◆ **文字段落**
>>
無論是工作資歷 3~5 年的社群小編,還是身經百戰的電商總監,甚至「屢敗屢戰」的零售老闆(好慘),大家心中都有幾個揮之不去的問題:「現在廣告費貴成這樣(ROAS 越來越難看),AI 能救營收?」、「我們會不會被取代?」、「如果不跟上這波 AI Agents(AI 智能代理人/機器人)的浪潮,我的品牌會不會死掉?」
「焦慮的本質,通常來自於對「未知」的恐懼,以及對「現狀」的無力感。」
前兩天的文章:AI Agents:不只是聊天機器人,而是「數位夥伴」的組織新生力軍發布後,有幾個朋友跟我討論了一下彼此面對的場景。我想補上這一篇文章,來聊聊 AI 與最近很紅的 AI Agents(AI 代理人),到底會怎麼改變我們營運零售的方法?以及我自己在各種已碰觸到的 AI Agents 實驗過程中自己的問與答(假設與驗證)。
一、 那些讓我睡不著的問題
Q1:AI 生成內容這麼快,我們這些做創意的、寫文案的,是不是真的要失業了?
舉個例子,以前寫一篇 SEO 文章要兩天,現在 ChatGPT 兩分鐘就寫好了。那我的價值在哪?
我認為這是一個典型的「替代 vs. 升級」的誤區。我們要擔心的不是 AI 會寫字,而是「為什麼我們的文字跟 AI 寫出來的差不多?」如果你的工作只是「把規格表變成通順的句子」,或者「把廠商給的新聞稿改寫一下」,那坦白說,你真的很危險。因為這是「勞力密集型」的創意,AI 絕對比你便宜、比你快。
但真正的「創意」包含三個層次:洞察(Insight)、觀點(Point of View)、情感(Emotion)。
舉個例,我們要推一款 Targus 的電腦後背包。
- AI (Level 1): 會寫出「防潑水、大容量、減壓背帶,上班族首選」。
- 有洞察的人類 (Level 2): 會發現台灣機車族很多,遇到午後雷陣雨最怕電腦濕掉。
- 有觀點與情感的高手 (Level 3): 會寫出:「那個在暴雨中騎車趕提案的你,值得一個讓你無後顧之憂的戰友。保護的不只是電腦,更是你的夢想。」
AI 可以幫你完成 Level 1 和 Level 2 的 80%,但那個打動人心的 Level 3,以及決定「我們要針對機車族溝通」的這個策略判斷,依然需要我們的溫度與經驗。
所以,未來的創意人會變成「策展人」與「總編輯」。你不再是那個砌磚的工人,你是決定這面牆要怎麼蓋的建築師。
Q2:大家都說 AI Agents 很強,但它能不能真的幫我「賣東西」?還是只是另一個讓客人火大的客服機器人?
包括你跟我,我們都不想再花錢買一個只會回答「請稍等」的笨蛋機器人。而這正是 Chatbot(聊天機器人) 與 AI Agents(AI 代理人) 的最大差別。
<<
◆ **作業說明**
接續這篇談 AI Agents 如何改變零售營運的文章,從它的最後一句之後往下寫。

◆ **收錄條目**
>>
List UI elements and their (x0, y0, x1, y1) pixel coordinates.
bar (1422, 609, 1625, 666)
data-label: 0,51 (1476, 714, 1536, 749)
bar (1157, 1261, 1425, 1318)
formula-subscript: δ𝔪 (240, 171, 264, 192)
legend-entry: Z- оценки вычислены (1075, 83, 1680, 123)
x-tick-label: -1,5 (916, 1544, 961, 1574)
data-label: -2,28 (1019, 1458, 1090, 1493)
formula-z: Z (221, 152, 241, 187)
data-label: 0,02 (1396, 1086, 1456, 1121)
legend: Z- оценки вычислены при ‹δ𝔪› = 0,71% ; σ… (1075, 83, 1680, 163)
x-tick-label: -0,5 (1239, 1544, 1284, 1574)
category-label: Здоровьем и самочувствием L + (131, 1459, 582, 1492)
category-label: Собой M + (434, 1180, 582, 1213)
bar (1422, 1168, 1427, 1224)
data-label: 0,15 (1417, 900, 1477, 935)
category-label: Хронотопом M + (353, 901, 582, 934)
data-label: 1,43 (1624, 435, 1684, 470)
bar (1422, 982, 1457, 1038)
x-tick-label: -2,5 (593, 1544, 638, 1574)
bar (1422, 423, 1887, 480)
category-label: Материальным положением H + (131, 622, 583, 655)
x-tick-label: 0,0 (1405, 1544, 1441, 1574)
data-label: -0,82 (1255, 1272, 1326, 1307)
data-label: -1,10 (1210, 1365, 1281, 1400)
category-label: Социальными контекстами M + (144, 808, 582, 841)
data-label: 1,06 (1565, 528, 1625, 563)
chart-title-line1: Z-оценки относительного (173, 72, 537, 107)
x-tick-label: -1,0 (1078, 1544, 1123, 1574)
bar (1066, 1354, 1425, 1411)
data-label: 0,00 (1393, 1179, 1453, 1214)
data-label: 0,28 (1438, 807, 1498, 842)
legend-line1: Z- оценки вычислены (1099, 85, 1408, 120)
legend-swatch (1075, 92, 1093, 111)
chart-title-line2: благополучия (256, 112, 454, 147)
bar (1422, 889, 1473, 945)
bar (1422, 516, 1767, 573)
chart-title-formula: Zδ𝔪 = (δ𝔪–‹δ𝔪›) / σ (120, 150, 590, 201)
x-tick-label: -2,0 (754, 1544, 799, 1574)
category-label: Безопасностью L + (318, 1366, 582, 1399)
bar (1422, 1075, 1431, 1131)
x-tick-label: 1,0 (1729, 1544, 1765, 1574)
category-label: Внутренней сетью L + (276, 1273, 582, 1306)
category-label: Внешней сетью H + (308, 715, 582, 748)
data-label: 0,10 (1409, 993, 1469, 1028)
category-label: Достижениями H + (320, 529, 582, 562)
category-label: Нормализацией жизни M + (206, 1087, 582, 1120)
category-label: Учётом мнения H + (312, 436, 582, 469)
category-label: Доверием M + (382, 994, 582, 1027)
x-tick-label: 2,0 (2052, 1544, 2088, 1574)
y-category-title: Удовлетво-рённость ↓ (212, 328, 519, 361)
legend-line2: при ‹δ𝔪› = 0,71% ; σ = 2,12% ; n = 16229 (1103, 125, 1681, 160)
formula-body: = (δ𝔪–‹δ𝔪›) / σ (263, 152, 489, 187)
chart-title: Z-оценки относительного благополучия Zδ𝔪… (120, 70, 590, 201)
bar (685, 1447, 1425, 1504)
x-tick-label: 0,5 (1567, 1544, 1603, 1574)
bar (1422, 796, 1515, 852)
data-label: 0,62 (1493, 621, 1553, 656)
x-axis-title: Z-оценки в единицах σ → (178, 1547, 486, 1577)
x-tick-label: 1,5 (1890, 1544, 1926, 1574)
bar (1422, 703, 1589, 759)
<<
◆ **解答**
過去的 Chatbot 是「被動防守」,你問 A,它觸發關鍵字回 B。體驗很差,就像你打電話去銀行永遠轉接不到真人一樣。
未來的 AI Agent 是「主動進攻」的超級導購。它具備記憶與意圖識別的能力。
想像一下,一個客人在我們「熊老闆」官網看了 BOOX Note Air3 C 電子閱讀器三次,每次都停留在「規格比較表」很久,但就是沒下單。
- 舊式機器人: 沒反應,或者跳出一個通用的折價券。
- AI Agent: 它會分析這位客人的行為——「他在比較 10.3 吋跟 7.8 吋,而且他過去買過很多商管書」。
Agents 可以主動發起對話:
「陳先生您好,我看您在猶豫電子閱讀器的尺寸,同時也詢問過不同機型筆記功能的流暢度。10.3″ 的書寫體驗會更接近 A5 筆記本,可能更適合您的工作需求。而且我們今天剛好有搭配 Lamy 筆的組合優惠,要不要參考看看?」
這不是客服,這是超級櫃哥櫃姐。它能 24 小時不睡覺,「同時」對成千上萬個客人做這種「一對一」的銷售。這才是 AI 對零售真正的破壞式創新。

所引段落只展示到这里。